§ EXERCISE DIRECTIONS: Filter these entries so that only lines with the word "Quản" remain.
──────── STORED DATA ────────
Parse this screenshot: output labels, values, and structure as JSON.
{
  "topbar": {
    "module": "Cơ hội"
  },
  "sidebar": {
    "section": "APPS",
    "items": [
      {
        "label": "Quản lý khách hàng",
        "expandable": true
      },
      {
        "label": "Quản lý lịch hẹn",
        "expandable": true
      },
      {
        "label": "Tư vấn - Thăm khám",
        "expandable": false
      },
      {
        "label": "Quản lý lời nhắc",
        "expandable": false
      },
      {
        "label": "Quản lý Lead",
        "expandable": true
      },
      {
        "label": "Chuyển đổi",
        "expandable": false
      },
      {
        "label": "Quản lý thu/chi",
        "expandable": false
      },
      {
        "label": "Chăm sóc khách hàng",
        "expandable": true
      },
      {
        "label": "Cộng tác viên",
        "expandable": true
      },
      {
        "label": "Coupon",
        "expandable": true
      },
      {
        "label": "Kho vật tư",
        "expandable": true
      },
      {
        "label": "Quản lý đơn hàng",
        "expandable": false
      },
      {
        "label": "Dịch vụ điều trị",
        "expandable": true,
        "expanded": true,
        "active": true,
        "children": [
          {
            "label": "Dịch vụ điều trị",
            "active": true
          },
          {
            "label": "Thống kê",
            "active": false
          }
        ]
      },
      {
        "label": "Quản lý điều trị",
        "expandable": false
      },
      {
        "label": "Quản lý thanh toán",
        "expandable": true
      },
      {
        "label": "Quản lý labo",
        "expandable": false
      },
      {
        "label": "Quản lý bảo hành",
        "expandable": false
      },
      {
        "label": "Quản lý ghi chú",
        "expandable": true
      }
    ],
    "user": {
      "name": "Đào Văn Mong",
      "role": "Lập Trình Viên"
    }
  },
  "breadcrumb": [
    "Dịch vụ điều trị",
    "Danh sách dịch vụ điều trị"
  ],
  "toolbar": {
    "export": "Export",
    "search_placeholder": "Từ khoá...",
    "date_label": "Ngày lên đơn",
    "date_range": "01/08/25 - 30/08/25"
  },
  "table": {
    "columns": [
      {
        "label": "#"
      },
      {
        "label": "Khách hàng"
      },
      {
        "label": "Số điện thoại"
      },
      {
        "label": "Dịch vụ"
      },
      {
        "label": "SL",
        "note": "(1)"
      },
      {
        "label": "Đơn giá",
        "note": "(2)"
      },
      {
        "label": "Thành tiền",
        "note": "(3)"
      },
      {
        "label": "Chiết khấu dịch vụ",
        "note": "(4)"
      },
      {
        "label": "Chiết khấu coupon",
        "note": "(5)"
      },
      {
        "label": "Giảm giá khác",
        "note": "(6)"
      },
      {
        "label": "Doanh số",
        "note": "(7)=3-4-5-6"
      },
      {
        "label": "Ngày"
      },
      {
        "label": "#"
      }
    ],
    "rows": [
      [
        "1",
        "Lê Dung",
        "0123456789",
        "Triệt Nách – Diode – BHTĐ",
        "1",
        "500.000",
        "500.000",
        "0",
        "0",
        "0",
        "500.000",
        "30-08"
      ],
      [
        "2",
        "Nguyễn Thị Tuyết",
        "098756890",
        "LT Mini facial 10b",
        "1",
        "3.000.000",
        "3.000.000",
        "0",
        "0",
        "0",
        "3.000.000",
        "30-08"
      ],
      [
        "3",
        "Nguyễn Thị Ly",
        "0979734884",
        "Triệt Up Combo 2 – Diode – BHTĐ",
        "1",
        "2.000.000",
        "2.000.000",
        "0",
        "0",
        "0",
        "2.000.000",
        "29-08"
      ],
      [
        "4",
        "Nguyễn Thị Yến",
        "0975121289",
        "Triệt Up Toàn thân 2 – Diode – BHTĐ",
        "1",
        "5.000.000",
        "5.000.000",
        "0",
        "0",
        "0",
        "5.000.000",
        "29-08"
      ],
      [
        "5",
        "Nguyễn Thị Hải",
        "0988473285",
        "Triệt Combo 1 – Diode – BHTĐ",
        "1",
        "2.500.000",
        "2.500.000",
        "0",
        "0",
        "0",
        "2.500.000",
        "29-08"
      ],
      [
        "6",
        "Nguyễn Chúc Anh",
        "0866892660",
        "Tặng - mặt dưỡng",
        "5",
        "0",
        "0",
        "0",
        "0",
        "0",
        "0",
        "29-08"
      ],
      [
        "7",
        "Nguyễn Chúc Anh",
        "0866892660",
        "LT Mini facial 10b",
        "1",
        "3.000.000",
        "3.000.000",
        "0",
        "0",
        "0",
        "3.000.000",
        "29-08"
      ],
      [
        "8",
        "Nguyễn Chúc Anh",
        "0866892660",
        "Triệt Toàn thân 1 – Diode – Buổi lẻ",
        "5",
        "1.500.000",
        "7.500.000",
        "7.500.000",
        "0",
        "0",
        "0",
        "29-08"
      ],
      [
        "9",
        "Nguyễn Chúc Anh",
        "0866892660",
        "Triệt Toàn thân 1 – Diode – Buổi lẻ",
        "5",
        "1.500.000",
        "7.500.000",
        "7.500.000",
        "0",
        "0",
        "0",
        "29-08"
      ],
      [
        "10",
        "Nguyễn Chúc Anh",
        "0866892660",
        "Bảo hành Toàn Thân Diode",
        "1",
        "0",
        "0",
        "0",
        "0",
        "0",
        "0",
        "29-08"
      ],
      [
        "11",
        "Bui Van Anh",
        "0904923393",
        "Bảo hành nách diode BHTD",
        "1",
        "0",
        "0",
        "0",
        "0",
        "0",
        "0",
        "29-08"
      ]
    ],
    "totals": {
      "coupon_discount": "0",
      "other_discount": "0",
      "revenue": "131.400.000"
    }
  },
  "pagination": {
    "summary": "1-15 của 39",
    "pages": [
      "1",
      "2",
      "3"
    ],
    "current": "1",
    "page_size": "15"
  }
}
────────
§ REPLY TO THE EXERCISE:
        "label": "Quản lý khách hàng",
        "label": "Quản lý lịch hẹn",
        "label": "Quản lý lời nhắc",
        "label": "Quản lý Lead",
        "label": "Quản lý thu/chi",
        "label": "Quản lý đơn hàng",
        "label": "Quản lý điều trị",
        "label": "Quản lý thanh toán",
        "label": "Quản lý labo",
        "label": "Quản lý bảo hành",
        "label": "Quản lý ghi chú",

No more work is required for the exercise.